* [Exercise goal] Comb through the entries for "date" and pull out each line that holds it.

[Excerpts from a figure dataset]
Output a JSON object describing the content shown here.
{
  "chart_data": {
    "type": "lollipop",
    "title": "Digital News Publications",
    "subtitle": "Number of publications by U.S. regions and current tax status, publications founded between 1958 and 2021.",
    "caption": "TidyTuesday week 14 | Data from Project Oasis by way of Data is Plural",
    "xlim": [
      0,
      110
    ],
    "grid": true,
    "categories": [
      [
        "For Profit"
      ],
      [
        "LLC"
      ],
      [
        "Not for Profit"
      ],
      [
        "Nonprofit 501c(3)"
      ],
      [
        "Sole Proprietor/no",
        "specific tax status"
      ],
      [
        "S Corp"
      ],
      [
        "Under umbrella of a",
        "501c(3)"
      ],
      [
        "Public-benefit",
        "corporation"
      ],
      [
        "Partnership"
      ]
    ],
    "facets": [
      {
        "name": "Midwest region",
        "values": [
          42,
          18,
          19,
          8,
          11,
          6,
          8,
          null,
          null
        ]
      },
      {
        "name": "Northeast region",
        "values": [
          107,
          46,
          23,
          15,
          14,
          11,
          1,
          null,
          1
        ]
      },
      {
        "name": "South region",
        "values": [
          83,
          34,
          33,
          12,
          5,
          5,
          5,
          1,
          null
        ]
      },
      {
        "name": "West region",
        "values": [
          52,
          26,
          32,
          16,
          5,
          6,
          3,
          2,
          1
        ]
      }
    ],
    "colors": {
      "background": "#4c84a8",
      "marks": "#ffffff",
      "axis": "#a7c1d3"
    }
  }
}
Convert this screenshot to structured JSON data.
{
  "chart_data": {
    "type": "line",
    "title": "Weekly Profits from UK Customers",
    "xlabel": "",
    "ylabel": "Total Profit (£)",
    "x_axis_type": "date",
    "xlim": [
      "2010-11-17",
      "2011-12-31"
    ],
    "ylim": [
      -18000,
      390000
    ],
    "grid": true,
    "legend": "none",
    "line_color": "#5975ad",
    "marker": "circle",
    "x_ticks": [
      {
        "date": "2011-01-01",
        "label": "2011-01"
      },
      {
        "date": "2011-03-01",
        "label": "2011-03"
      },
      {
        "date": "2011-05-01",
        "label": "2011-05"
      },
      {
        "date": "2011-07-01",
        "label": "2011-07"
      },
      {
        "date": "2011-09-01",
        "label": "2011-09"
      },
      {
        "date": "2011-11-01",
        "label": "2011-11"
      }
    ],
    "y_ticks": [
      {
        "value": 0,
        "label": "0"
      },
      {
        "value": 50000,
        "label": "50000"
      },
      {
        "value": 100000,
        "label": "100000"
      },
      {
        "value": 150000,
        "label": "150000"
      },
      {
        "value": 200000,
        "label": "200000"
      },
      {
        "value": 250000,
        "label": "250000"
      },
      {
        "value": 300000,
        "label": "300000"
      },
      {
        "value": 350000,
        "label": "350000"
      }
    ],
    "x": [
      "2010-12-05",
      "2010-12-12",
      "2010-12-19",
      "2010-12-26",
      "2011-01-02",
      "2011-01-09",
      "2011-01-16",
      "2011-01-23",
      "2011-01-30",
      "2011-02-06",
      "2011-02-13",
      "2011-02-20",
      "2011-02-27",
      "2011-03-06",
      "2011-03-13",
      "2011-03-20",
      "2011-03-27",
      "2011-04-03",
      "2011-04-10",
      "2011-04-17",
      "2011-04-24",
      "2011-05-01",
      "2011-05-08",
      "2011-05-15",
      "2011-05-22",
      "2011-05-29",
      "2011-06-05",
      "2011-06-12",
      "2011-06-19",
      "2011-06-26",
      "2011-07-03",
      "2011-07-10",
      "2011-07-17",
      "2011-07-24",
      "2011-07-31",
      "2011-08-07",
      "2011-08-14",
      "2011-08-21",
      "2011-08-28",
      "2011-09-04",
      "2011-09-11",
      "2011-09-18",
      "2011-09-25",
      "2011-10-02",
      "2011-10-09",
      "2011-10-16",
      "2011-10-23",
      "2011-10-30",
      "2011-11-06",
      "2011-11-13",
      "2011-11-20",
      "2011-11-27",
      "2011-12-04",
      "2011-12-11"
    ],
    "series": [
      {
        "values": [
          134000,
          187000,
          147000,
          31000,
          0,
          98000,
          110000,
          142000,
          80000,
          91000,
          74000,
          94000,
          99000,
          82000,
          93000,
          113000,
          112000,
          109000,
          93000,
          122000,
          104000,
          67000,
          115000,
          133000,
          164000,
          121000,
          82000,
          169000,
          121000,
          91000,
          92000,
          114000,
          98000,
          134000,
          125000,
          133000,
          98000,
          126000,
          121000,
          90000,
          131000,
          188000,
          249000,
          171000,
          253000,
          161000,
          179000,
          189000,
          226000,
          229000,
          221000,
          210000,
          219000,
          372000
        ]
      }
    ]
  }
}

* [Answer in full]
    "x_axis_type": "date",
        "date": "2011-01-01",
        "date": "2011-03-01",
        "date": "2011-05-01",
        "date": "2011-07-01",
        "date": "2011-09-01",
        "date": "2011-11-01",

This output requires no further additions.